■ **WORK TO COMPLETE**: Wherever the string "Staff" appears, copy the whole line.
---------- MATERIAL TO PROCESS ----------
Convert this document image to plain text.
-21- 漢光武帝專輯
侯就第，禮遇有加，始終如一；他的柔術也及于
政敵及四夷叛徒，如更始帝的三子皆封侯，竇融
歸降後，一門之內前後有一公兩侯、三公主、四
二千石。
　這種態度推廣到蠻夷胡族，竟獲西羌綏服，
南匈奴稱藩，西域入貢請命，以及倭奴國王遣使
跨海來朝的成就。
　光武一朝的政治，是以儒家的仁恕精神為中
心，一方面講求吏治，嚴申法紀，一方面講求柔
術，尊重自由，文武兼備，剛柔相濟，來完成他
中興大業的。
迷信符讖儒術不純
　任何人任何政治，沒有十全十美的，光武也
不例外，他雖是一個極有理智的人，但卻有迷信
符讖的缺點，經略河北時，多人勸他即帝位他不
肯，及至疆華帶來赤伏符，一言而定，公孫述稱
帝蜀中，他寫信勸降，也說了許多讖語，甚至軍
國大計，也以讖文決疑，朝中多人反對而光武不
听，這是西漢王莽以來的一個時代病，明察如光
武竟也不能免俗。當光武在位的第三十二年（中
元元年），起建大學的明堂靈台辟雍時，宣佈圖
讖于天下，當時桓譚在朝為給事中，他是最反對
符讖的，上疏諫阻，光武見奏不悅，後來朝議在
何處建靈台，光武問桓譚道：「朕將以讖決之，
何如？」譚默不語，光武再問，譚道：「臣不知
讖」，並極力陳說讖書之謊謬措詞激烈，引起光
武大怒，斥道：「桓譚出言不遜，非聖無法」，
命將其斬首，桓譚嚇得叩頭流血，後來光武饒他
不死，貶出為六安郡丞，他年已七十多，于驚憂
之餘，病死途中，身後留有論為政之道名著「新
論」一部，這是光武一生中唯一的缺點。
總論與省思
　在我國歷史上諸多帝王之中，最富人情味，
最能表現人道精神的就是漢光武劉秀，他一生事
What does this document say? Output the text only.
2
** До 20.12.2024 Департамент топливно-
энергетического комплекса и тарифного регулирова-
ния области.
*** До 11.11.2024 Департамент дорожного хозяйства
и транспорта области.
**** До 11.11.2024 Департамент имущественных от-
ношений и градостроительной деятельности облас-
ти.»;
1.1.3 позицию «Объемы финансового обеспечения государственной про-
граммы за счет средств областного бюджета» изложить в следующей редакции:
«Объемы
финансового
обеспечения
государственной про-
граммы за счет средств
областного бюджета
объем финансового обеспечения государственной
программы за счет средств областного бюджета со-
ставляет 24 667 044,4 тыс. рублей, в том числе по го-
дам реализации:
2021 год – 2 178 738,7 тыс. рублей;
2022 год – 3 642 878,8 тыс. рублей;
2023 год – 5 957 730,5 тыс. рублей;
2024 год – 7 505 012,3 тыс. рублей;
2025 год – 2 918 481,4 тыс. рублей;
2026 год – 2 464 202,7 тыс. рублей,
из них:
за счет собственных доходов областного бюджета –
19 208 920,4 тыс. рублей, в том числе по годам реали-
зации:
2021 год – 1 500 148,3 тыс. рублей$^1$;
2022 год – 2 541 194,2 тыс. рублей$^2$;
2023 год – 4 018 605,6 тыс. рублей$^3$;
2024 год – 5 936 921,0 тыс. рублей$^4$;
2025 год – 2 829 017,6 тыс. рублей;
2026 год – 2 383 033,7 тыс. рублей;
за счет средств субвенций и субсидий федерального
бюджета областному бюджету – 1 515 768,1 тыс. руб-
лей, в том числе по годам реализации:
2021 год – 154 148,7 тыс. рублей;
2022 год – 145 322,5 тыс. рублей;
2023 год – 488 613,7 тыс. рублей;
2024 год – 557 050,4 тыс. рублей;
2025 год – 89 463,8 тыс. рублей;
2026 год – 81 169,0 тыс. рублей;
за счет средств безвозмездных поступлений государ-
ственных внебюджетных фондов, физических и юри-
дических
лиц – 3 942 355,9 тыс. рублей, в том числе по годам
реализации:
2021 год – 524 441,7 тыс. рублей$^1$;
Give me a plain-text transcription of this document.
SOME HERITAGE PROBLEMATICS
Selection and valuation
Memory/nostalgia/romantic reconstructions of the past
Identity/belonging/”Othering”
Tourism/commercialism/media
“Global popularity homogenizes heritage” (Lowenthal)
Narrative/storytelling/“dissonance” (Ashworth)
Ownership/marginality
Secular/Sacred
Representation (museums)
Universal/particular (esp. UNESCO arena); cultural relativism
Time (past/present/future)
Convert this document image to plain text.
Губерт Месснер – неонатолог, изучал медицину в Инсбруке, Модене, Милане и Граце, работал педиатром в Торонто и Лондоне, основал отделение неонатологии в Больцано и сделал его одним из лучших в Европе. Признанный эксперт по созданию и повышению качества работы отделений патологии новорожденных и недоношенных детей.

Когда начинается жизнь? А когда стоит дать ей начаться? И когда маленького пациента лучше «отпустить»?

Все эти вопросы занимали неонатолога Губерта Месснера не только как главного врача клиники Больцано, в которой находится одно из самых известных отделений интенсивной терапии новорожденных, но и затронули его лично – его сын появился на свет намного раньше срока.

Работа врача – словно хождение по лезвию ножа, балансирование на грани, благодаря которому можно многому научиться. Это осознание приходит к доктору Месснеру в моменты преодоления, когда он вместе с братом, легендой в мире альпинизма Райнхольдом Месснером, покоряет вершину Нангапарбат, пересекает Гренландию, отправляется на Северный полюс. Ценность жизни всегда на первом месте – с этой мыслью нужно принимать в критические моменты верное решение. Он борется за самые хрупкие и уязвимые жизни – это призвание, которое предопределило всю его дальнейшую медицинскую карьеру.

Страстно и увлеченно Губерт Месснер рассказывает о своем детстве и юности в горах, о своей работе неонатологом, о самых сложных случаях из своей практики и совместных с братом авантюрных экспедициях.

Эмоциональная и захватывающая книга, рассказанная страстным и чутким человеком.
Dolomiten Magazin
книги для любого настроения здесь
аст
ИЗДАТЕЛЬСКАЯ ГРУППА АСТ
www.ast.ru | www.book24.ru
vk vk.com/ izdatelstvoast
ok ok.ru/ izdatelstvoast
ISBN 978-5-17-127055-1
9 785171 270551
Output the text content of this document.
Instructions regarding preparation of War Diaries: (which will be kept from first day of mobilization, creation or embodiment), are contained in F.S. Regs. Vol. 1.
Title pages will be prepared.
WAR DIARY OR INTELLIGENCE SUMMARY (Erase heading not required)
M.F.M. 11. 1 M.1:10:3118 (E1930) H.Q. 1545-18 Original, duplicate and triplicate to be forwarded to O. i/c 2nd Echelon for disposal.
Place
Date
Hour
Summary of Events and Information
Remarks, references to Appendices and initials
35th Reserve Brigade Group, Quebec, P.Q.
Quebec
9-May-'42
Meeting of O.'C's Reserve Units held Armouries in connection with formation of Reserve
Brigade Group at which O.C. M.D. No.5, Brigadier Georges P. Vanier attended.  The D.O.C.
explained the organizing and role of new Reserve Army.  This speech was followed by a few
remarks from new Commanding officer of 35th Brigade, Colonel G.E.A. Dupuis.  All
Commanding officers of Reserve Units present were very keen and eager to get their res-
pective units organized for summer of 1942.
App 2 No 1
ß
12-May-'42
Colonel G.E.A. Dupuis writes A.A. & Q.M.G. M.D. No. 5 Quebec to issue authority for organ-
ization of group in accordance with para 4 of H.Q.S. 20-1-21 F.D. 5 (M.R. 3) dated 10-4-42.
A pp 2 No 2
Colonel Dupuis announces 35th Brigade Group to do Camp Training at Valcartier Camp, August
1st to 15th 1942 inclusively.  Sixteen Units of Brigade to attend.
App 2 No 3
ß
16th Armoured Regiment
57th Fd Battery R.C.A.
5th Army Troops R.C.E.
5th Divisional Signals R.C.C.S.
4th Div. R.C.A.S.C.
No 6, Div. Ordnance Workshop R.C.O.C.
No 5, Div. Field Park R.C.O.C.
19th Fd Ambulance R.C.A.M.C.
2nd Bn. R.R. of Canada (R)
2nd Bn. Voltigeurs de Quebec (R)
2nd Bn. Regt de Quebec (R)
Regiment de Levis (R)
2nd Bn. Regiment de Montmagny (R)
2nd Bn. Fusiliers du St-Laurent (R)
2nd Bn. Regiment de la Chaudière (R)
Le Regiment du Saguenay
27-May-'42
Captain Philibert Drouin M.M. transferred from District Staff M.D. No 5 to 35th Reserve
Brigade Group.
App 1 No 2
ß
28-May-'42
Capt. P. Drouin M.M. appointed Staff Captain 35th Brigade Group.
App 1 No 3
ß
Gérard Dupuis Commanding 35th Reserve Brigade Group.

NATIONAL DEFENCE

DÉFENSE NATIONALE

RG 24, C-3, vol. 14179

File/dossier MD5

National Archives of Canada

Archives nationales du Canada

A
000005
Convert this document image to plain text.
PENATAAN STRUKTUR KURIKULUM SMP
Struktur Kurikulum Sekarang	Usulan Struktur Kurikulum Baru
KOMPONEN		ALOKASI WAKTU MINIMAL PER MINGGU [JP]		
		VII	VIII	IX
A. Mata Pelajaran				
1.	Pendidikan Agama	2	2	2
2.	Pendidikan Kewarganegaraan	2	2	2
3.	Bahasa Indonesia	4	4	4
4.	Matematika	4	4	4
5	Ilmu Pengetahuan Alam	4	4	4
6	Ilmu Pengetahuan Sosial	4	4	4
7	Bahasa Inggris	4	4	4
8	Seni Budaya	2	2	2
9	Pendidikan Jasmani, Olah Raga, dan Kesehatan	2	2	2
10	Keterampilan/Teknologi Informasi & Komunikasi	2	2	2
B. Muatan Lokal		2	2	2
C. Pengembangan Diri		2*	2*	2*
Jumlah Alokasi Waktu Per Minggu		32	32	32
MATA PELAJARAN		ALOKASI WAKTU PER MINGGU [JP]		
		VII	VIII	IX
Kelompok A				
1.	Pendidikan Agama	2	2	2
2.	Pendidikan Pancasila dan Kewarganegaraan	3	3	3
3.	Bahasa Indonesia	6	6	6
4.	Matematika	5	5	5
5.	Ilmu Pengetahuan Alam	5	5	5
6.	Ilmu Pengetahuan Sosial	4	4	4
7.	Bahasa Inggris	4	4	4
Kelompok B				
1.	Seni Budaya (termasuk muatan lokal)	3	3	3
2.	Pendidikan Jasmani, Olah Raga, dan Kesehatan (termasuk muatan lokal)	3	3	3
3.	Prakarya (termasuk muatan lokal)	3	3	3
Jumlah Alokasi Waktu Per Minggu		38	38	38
----------
■ **TASK RESULT**:
Captain Philibert Drouin M.M. transferred from District Staff M.D. No 5 to 35th Reserve
Capt. P. Drouin M.M. appointed Staff Captain 35th Brigade Group.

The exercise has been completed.